**EXERCISE REQUIREMENTS:** Retype each entry below, keeping every character the same.

<<<<

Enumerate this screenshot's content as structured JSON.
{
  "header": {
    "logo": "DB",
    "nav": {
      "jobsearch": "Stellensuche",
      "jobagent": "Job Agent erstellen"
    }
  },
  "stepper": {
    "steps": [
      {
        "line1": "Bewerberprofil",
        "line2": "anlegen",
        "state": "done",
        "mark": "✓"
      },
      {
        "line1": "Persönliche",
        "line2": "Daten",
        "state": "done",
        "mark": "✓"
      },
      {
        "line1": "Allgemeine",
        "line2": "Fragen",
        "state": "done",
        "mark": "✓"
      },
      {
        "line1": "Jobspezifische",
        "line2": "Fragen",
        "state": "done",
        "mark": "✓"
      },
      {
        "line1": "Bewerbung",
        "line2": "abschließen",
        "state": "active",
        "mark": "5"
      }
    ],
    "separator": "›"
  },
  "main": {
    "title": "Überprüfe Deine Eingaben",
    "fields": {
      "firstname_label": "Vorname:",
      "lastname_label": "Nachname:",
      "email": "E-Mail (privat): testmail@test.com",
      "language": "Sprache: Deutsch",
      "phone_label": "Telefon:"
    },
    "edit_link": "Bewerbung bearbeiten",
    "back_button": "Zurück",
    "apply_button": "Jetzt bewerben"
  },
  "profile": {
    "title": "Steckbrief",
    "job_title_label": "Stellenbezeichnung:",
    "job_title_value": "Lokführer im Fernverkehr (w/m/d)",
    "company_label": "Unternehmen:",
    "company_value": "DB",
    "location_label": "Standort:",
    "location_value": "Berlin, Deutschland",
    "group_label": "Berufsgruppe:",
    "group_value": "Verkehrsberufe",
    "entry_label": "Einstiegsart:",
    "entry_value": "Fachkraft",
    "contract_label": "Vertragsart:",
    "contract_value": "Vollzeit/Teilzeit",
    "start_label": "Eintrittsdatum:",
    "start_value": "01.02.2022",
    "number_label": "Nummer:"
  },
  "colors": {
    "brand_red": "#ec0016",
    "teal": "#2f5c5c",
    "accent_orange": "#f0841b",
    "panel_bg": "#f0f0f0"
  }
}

>>>>

**ANSWER FOR THE TASK:**
Enumerate this screenshot's content as structured JSON.
{
  "header": {
    "logo": "DB",
    "nav": {
      "jobsearch": "Stellensuche",
      "jobagent": "Job Agent erstellen"
    }
  },
  "stepper": {
    "steps": [
      {
        "line1": "Bewerberprofil",
        "line2": "anlegen",
        "state": "done",
        "mark": "✓"
      },
      {
        "line1": "Persönliche",
        "line2": "Daten",
        "state": "done",
        "mark": "✓"
      },
      {
        "line1": "Allgemeine",
        "line2": "Fragen",
        "state": "done",
        "mark": "✓"
      },
      {
        "line1": "Jobspezifische",
        "line2": "Fragen",
        "state": "done",
        "mark": "✓"
      },
      {
        "line1": "Bewerbung",
        "line2": "abschließen",
        "state": "active",
        "mark": "5"
      }
    ],
    "separator": "›"
  },
  "main": {
    "title": "Überprüfe Deine Eingaben",
    "fields": {
      "firstname_label": "Vorname:",
      "lastname_label": "Nachname:",
      "email": "E-Mail (privat): testmail@test.com",
      "language": "Sprache: Deutsch",
      "phone_label": "Telefon:"
    },
    "edit_link": "Bewerbung bearbeiten",
    "back_button": "Zurück",
    "apply_button": "Jetzt bewerben"
  },
  "profile": {
    "title": "Steckbrief",
    "job_title_label": "Stellenbezeichnung:",
    "job_title_value": "Lokführer im Fernverkehr (w/m/d)",
    "company_label": "Unternehmen:",
    "company_value": "DB",
    "location_label": "Standort:",
    "location_value": "Berlin, Deutschland",
    "group_label": "Berufsgruppe:",
    "group_value": "Verkehrsberufe",
    "entry_label": "Einstiegsart:",
    "entry_value": "Fachkraft",
    "contract_label": "Vertragsart:",
    "contract_value": "Vollzeit/Teilzeit",
    "start_label": "Eintrittsdatum:",
    "start_value": "01.02.2022",
    "number_label": "Nummer:"
  },
  "colors": {
    "brand_red": "#ec0016",
    "teal": "#2f5c5c",
    "accent_orange": "#f0841b",
    "panel_bg": "#f0f0f0"
  }
}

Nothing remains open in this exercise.